>> BEGIN
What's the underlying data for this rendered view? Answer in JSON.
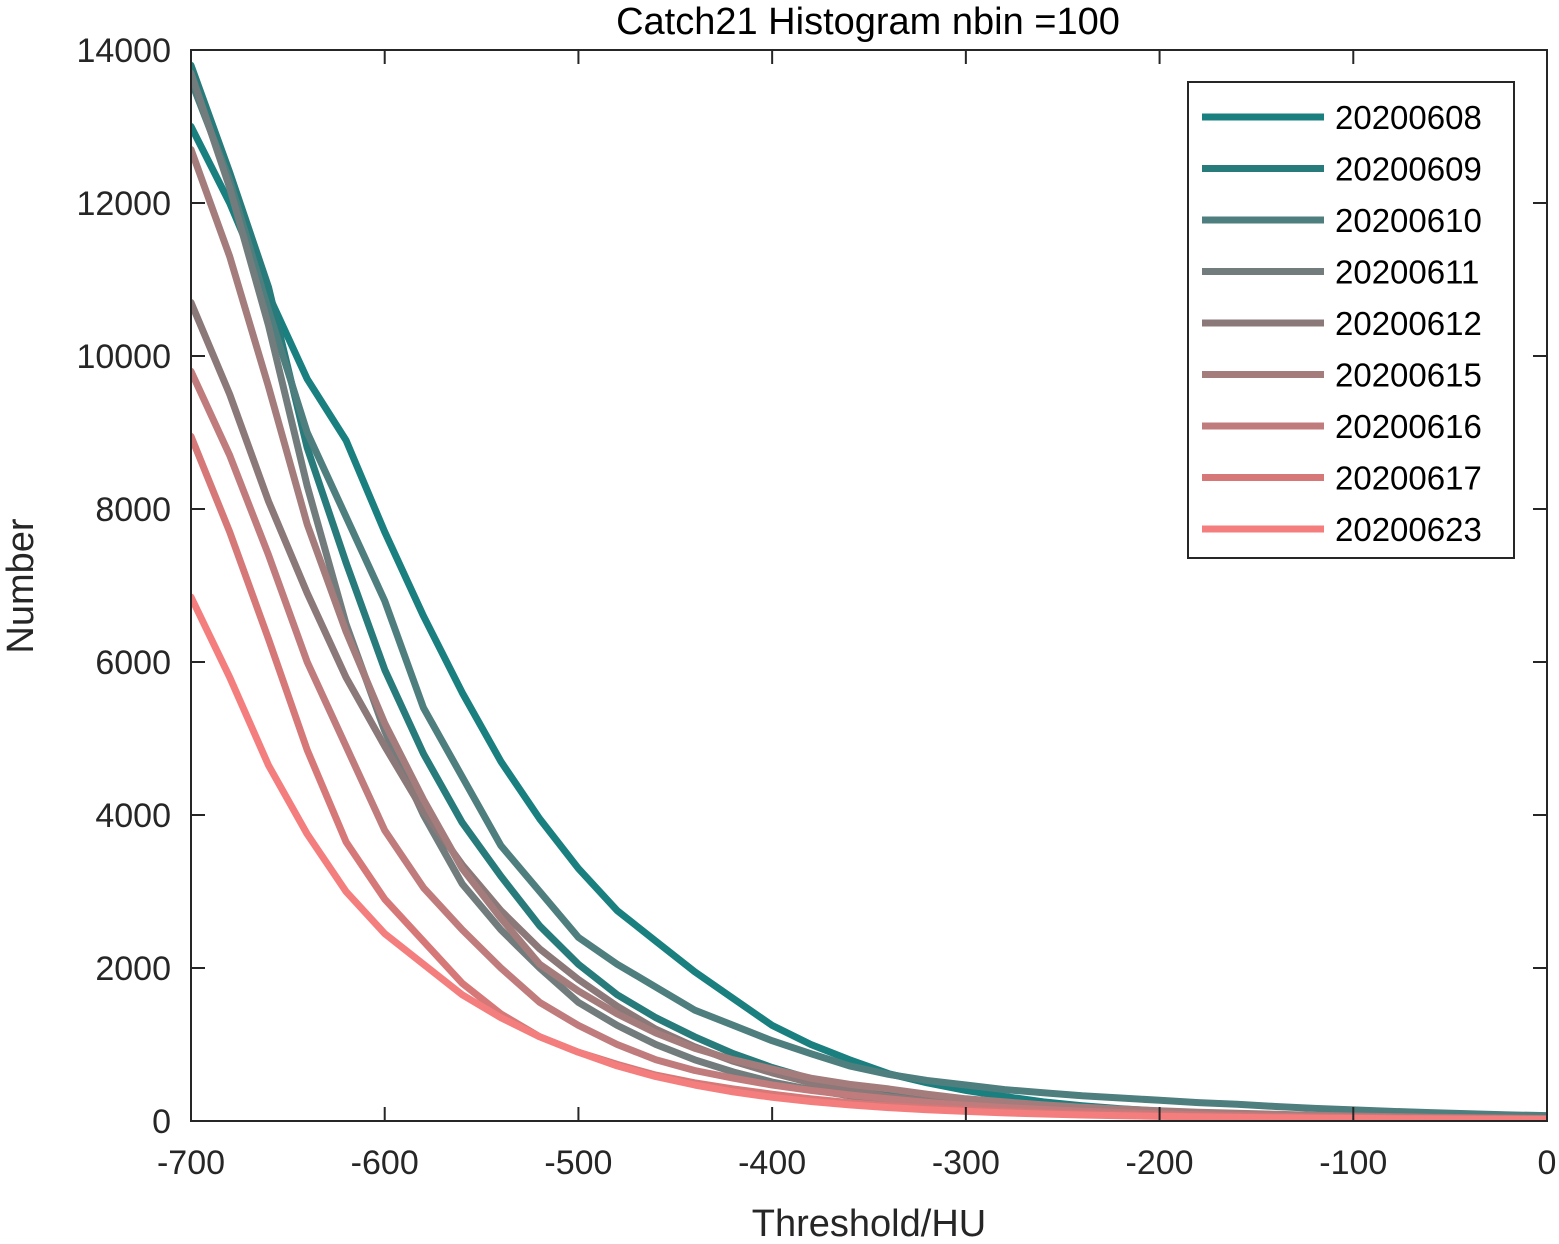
{
  "chart_data": {
    "type": "line",
    "title": "Catch21  Histogram nbin =100",
    "xlabel": "Threshold/HU",
    "ylabel": "Number",
    "xlim": [
      -700,
      0
    ],
    "ylim": [
      0,
      14000
    ],
    "xticks": [
      -700,
      -600,
      -500,
      -400,
      -300,
      -200,
      -100,
      0
    ],
    "yticks": [
      0,
      2000,
      4000,
      6000,
      8000,
      10000,
      12000,
      14000
    ],
    "grid": false,
    "legend_position": "top-right",
    "series": [
      {
        "name": "20200608",
        "color": "#1a7f7f",
        "x": [
          -700,
          -680,
          -660,
          -640,
          -620,
          -600,
          -580,
          -560,
          -540,
          -520,
          -500,
          -480,
          -460,
          -440,
          -420,
          -400,
          -380,
          -360,
          -340,
          -320,
          -300,
          -280,
          -260,
          -240,
          -220,
          -200,
          -180,
          -160,
          -140,
          -120,
          -100,
          -80,
          -60,
          -40,
          -20,
          0
        ],
        "y": [
          13000,
          12000,
          10800,
          9700,
          8900,
          7700,
          6600,
          5600,
          4700,
          3950,
          3300,
          2750,
          2350,
          1950,
          1600,
          1250,
          1000,
          800,
          620,
          500,
          400,
          320,
          250,
          200,
          160,
          130,
          110,
          90,
          75,
          60,
          50,
          45,
          40,
          35,
          30,
          25
        ]
      },
      {
        "name": "20200609",
        "color": "#287b7b",
        "x": [
          -700,
          -680,
          -660,
          -640,
          -620,
          -600,
          -580,
          -560,
          -540,
          -520,
          -500,
          -480,
          -460,
          -440,
          -420,
          -400,
          -380,
          -360,
          -340,
          -320,
          -300,
          -280,
          -260,
          -240,
          -220,
          -200,
          -180,
          -160,
          -140,
          -120,
          -100,
          -80,
          -60,
          -40,
          -20,
          0
        ],
        "y": [
          13800,
          12400,
          10900,
          8800,
          7300,
          5900,
          4800,
          3900,
          3200,
          2550,
          2050,
          1650,
          1350,
          1100,
          880,
          700,
          550,
          440,
          350,
          280,
          220,
          180,
          145,
          115,
          95,
          80,
          65,
          55,
          45,
          40,
          35,
          30,
          25,
          22,
          20,
          18
        ]
      },
      {
        "name": "20200610",
        "color": "#4e7e7e",
        "x": [
          -700,
          -680,
          -660,
          -640,
          -620,
          -600,
          -580,
          -560,
          -540,
          -520,
          -500,
          -480,
          -460,
          -440,
          -420,
          -400,
          -380,
          -360,
          -340,
          -320,
          -300,
          -280,
          -260,
          -240,
          -220,
          -200,
          -180,
          -160,
          -140,
          -120,
          -100,
          -80,
          -60,
          -40,
          -20,
          0
        ],
        "y": [
          13600,
          12300,
          10600,
          9000,
          7900,
          6800,
          5400,
          4500,
          3600,
          3000,
          2400,
          2050,
          1750,
          1450,
          1250,
          1050,
          880,
          720,
          610,
          530,
          470,
          410,
          370,
          330,
          300,
          270,
          240,
          220,
          190,
          165,
          145,
          125,
          110,
          95,
          80,
          70
        ]
      },
      {
        "name": "20200611",
        "color": "#727c7c",
        "x": [
          -700,
          -680,
          -660,
          -640,
          -620,
          -600,
          -580,
          -560,
          -540,
          -520,
          -500,
          -480,
          -460,
          -440,
          -420,
          -400,
          -380,
          -360,
          -340,
          -320,
          -300,
          -280,
          -260,
          -240,
          -220,
          -200,
          -180,
          -160,
          -140,
          -120,
          -100,
          -80,
          -60,
          -40,
          -20,
          0
        ],
        "y": [
          13700,
          12200,
          10400,
          8300,
          6500,
          5100,
          4000,
          3100,
          2500,
          2000,
          1550,
          1250,
          1000,
          800,
          640,
          510,
          410,
          330,
          270,
          220,
          180,
          150,
          125,
          105,
          90,
          75,
          65,
          55,
          48,
          42,
          36,
          32,
          28,
          25,
          22,
          20
        ]
      },
      {
        "name": "20200612",
        "color": "#8b7878",
        "x": [
          -700,
          -680,
          -660,
          -640,
          -620,
          -600,
          -580,
          -560,
          -540,
          -520,
          -500,
          -480,
          -460,
          -440,
          -420,
          -400,
          -380,
          -360,
          -340,
          -320,
          -300,
          -280,
          -260,
          -240,
          -220,
          -200,
          -180,
          -160,
          -140,
          -120,
          -100,
          -80,
          -60,
          -40,
          -20,
          0
        ],
        "y": [
          10700,
          9500,
          8100,
          6900,
          5800,
          4900,
          4050,
          3350,
          2750,
          2250,
          1850,
          1500,
          1200,
          970,
          780,
          630,
          500,
          400,
          320,
          260,
          210,
          170,
          140,
          115,
          95,
          80,
          68,
          58,
          50,
          43,
          38,
          33,
          29,
          26,
          23,
          20
        ]
      },
      {
        "name": "20200615",
        "color": "#a47c7c",
        "x": [
          -700,
          -680,
          -660,
          -640,
          -620,
          -600,
          -580,
          -560,
          -540,
          -520,
          -500,
          -480,
          -460,
          -440,
          -420,
          -400,
          -380,
          -360,
          -340,
          -320,
          -300,
          -280,
          -260,
          -240,
          -220,
          -200,
          -180,
          -160,
          -140,
          -120,
          -100,
          -80,
          -60,
          -40,
          -20,
          0
        ],
        "y": [
          12700,
          11300,
          9600,
          7800,
          6400,
          5200,
          4200,
          3300,
          2650,
          2050,
          1700,
          1400,
          1150,
          950,
          800,
          680,
          560,
          480,
          420,
          350,
          290,
          250,
          210,
          180,
          155,
          135,
          115,
          100,
          88,
          76,
          66,
          58,
          50,
          44,
          38,
          33
        ]
      },
      {
        "name": "20200616",
        "color": "#c07c7c",
        "x": [
          -700,
          -680,
          -660,
          -640,
          -620,
          -600,
          -580,
          -560,
          -540,
          -520,
          -500,
          -480,
          -460,
          -440,
          -420,
          -400,
          -380,
          -360,
          -340,
          -320,
          -300,
          -280,
          -260,
          -240,
          -220,
          -200,
          -180,
          -160,
          -140,
          -120,
          -100,
          -80,
          -60,
          -40,
          -20,
          0
        ],
        "y": [
          9800,
          8700,
          7400,
          6000,
          4900,
          3800,
          3050,
          2500,
          2000,
          1550,
          1250,
          1000,
          800,
          660,
          560,
          470,
          400,
          340,
          290,
          245,
          205,
          175,
          150,
          128,
          110,
          95,
          82,
          72,
          63,
          55,
          48,
          42,
          37,
          33,
          29,
          26
        ]
      },
      {
        "name": "20200617",
        "color": "#d67878",
        "x": [
          -700,
          -680,
          -660,
          -640,
          -620,
          -600,
          -580,
          -560,
          -540,
          -520,
          -500,
          -480,
          -460,
          -440,
          -420,
          -400,
          -380,
          -360,
          -340,
          -320,
          -300,
          -280,
          -260,
          -240,
          -220,
          -200,
          -180,
          -160,
          -140,
          -120,
          -100,
          -80,
          -60,
          -40,
          -20,
          0
        ],
        "y": [
          8950,
          7700,
          6300,
          4850,
          3650,
          2900,
          2350,
          1800,
          1400,
          1100,
          900,
          740,
          600,
          500,
          420,
          350,
          290,
          240,
          200,
          170,
          145,
          125,
          108,
          94,
          82,
          72,
          63,
          56,
          50,
          44,
          39,
          35,
          31,
          28,
          25,
          22
        ]
      },
      {
        "name": "20200623",
        "color": "#f47e7e",
        "x": [
          -700,
          -680,
          -660,
          -640,
          -620,
          -600,
          -580,
          -560,
          -540,
          -520,
          -500,
          -480,
          -460,
          -440,
          -420,
          -400,
          -380,
          -360,
          -340,
          -320,
          -300,
          -280,
          -260,
          -240,
          -220,
          -200,
          -180,
          -160,
          -140,
          -120,
          -100,
          -80,
          -60,
          -40,
          -20,
          0
        ],
        "y": [
          6850,
          5800,
          4650,
          3750,
          3000,
          2450,
          2050,
          1650,
          1350,
          1100,
          900,
          720,
          580,
          470,
          380,
          310,
          255,
          210,
          175,
          148,
          125,
          106,
          91,
          79,
          69,
          60,
          53,
          47,
          42,
          38,
          34,
          30,
          27,
          24,
          22,
          20
        ]
      }
    ]
  }
}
>> END
— Instructions for the task —
Return all lines containing "color".

— Problem solution —
        "color": "#1a7f7f",
        "color": "#287b7b",
        "color": "#4e7e7e",
        "color": "#727c7c",
        "color": "#8b7878",
        "color": "#a47c7c",
        "color": "#c07c7c",
        "color": "#d67878",
        "color": "#f47e7e",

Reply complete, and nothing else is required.